• Exercise aim
Set down each entry from the block beneath, exactly as written.

• Figure data in JSON

┌──

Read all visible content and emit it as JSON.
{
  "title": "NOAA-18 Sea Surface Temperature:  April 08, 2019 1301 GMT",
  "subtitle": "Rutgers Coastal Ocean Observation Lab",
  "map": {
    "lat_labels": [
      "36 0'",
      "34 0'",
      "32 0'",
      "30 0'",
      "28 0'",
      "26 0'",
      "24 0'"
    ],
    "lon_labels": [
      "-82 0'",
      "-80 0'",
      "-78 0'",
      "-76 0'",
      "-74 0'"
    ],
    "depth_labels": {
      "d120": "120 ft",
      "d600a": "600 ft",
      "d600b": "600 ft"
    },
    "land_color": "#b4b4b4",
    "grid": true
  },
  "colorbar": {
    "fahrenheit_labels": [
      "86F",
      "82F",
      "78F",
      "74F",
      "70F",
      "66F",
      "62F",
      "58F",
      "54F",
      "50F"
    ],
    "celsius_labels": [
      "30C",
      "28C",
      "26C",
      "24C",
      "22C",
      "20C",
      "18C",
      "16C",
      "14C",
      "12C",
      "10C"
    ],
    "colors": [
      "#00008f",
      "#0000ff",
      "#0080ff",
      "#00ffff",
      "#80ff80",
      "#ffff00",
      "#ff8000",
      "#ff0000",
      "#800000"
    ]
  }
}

└──

• Correct answer
Read all visible content and emit it as JSON.
{
  "title": "NOAA-18 Sea Surface Temperature:  April 08, 2019 1301 GMT",
  "subtitle": "Rutgers Coastal Ocean Observation Lab",
  "map": {
    "lat_labels": [
      "36 0'",
      "34 0'",
      "32 0'",
      "30 0'",
      "28 0'",
      "26 0'",
      "24 0'"
    ],
    "lon_labels": [
      "-82 0'",
      "-80 0'",
      "-78 0'",
      "-76 0'",
      "-74 0'"
    ],
    "depth_labels": {
      "d120": "120 ft",
      "d600a": "600 ft",
      "d600b": "600 ft"
    },
    "land_color": "#b4b4b4",
    "grid": true
  },
  "colorbar": {
    "fahrenheit_labels": [
      "86F",
      "82F",
      "78F",
      "74F",
      "70F",
      "66F",
      "62F",
      "58F",
      "54F",
      "50F"
    ],
    "celsius_labels": [
      "30C",
      "28C",
      "26C",
      "24C",
      "22C",
      "20C",
      "18C",
      "16C",
      "14C",
      "12C",
      "10C"
    ],
    "colors": [
      "#00008f",
      "#0000ff",
      "#0080ff",
      "#00ffff",
      "#80ff80",
      "#ffff00",
      "#ff8000",
      "#ff0000",
      "#800000"
    ]
  }
}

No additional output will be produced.